Text des Dokuments:
--------------------------------------------------
Das Beste für den Bestand
Häuser-Award 2026 verliehen
Unter dem Motto „Neue Perspektiven“ setzt der Häuser-Award den Fokus in diesem Jahr zeitgemäß auf Umbau. Im Rahmen der JUNG Elbgespräche in Hamburg wurden vier Preise an Projekte aus Frankreich, Belgien, Deutschland und Spanien verliehen. Die Auswahl zeige eindrucksvoll, wie sich Bestand mit kreativen Ansätzen weiterdenken und in zukunftsfähige Wohnarchitektur überführen lasse, heißt es in der Pressemitteilung. Häuser-Chefredakteurin Anne Zuber betont, „welcher Reichtum an Lebensqualität dabei entstehen kann“.
Neben Zuber gehörten der Jury Tina Kortmann (UNStudio), Susanne Wartzeck (BDA), Thomas Penningh (Verband Privater Bauherren e.V.) und Reiner Nagel (Bundesstiftung Baukultur) an. Der erste Preis und zugleich auch der undotierte Leserpreis gingen an Le Dévéhat Vuarnesson Architectes (Paris) für den Umbau eines ehemaligen Bauernhofs zum Atelierhaus im Burgund. Für ihr Einfamilienhaus in Gent erhielten AE-architecten den zweiten Preis – das Büro mit Sitz in Gentbrugge hatte im letzten Jahr den ersten Platz belegt. Alle Preise im Überblick:
- 1. Preis und Leserpreis: Atelierhaus La Grange im Burgund von Le Dévéhat Vuarnesson Architectes (Paris)
--------------------------------------------------
Gegebene Angaben:
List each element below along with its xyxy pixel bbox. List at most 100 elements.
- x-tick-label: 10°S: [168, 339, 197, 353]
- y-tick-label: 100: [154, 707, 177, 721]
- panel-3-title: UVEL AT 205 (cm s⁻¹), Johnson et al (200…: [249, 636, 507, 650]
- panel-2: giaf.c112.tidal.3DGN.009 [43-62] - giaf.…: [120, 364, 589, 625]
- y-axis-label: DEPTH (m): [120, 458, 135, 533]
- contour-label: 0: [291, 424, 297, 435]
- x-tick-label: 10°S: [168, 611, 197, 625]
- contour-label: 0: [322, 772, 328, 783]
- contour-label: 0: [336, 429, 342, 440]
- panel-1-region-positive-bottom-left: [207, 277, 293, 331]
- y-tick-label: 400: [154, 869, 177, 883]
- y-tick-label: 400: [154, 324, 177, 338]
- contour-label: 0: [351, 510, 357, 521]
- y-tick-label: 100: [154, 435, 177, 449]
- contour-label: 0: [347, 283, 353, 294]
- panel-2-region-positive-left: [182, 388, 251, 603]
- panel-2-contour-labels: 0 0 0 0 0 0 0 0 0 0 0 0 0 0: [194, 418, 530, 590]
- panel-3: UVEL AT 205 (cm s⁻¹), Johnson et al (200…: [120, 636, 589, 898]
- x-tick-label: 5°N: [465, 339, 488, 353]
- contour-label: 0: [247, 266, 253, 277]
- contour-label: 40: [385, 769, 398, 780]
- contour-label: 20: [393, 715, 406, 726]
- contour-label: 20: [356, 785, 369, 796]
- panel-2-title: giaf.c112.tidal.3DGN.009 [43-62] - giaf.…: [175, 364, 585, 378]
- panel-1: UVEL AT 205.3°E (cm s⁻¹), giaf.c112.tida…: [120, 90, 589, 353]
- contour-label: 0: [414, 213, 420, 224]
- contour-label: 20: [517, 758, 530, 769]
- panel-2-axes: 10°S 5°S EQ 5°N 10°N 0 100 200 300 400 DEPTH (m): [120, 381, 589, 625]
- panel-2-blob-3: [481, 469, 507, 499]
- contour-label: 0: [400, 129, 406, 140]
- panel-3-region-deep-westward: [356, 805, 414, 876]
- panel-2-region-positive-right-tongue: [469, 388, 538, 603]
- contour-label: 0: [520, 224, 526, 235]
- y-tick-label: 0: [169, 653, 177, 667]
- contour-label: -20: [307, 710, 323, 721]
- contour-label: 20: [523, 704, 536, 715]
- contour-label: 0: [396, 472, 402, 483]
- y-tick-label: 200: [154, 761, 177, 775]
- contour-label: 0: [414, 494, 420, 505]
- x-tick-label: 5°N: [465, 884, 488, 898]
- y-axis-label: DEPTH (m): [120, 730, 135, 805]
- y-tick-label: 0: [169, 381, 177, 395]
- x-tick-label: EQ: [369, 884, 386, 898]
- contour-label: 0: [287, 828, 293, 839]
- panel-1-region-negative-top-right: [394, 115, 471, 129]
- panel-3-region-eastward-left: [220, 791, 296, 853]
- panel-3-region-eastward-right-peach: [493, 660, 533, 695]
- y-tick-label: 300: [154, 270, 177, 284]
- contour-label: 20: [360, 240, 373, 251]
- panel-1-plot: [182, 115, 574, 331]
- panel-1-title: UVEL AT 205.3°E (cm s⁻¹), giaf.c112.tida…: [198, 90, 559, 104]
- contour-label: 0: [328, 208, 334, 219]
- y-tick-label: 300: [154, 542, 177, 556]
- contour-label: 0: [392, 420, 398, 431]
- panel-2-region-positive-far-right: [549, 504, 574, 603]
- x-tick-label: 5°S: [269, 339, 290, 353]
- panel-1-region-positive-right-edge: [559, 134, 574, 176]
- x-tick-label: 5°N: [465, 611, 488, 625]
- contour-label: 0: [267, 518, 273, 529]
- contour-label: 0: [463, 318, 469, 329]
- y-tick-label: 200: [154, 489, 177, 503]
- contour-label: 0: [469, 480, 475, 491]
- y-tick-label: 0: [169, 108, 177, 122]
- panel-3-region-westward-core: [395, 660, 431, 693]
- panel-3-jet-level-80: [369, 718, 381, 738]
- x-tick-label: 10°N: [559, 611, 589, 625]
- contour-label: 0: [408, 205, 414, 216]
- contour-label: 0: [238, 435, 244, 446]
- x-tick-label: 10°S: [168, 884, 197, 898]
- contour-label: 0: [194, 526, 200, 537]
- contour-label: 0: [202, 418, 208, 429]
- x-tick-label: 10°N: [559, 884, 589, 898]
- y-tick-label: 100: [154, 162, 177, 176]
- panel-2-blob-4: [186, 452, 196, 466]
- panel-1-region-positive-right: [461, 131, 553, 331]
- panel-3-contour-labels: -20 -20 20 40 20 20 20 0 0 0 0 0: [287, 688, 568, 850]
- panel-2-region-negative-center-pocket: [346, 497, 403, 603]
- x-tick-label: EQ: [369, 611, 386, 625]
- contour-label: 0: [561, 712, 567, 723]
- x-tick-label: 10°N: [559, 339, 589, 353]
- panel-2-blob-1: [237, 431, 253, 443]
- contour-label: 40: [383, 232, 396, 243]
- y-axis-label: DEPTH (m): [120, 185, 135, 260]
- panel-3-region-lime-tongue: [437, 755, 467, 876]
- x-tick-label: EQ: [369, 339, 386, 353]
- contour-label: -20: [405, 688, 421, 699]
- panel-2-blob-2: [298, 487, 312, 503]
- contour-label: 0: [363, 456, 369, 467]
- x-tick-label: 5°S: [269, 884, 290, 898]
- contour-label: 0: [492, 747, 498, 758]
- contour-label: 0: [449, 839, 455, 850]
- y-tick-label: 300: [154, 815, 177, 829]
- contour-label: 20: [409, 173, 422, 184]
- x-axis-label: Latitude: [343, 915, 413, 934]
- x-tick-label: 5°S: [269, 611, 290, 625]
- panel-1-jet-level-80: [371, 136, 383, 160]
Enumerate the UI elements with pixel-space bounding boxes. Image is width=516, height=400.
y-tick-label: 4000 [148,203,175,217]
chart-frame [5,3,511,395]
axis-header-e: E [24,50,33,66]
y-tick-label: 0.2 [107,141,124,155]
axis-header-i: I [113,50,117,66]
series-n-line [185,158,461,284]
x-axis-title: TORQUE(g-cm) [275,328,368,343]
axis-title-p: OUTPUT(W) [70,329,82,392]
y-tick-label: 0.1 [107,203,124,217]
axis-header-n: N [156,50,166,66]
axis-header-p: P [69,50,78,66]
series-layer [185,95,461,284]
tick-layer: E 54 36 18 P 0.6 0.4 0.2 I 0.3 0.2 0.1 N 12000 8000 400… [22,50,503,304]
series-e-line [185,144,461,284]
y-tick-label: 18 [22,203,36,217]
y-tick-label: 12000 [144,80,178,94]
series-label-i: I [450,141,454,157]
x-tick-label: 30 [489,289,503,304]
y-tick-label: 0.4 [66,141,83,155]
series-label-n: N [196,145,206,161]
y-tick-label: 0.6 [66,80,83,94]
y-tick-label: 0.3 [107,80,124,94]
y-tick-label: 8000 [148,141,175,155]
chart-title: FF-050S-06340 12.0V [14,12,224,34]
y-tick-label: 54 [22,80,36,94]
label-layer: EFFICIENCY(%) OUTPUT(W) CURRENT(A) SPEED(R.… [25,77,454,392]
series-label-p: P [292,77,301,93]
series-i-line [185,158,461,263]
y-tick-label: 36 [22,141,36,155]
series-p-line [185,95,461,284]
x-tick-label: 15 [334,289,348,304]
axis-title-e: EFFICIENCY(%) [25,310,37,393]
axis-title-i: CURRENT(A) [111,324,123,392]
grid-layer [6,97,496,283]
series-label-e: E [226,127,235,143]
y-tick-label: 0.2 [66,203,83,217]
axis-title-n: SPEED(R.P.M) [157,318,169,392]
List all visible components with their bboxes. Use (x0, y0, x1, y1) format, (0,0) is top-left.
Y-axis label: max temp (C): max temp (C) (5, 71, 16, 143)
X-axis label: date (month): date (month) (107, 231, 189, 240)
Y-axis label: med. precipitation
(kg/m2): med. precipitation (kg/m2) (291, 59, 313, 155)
--------------------------------------------------
Zur Aufgabe: Nimm den Text über den Häuser-Award 2026 nach seinem letzten Satz wieder auf und schreibe ihn weiter.

Lösung der Aufgabe:
- 2. Preis: Einfamilienhaus in Gent von AE-architecten (Gentbrugge)
- 3. Preis: Reihenhaus in Köln-Braunsfeld von Keßler Plescher Architekten (Köln)
- Interior-Preis: Stadthaus in Barcelona von Raúl Sánchez (Barcelona)
Der Aufruf für die nächste Ausgabe des Häuser-Awards läuft bereits: Gesucht werden kleine Häuser mit Fertigstellung ab 1/2023, die beweisen, dass Wohnqualität keine Frage der Quadratmeterzahl ist. Einsendeschluss ist Montag, 18. Mai 2026.
Die Teilnahme am Wettbewerb ist kostenfrei. Die Anmeldung erfolgt über den Auslober. Abgabeformalien und Teilnahmebedingungen sind der Ausschreibung zu entnehmen.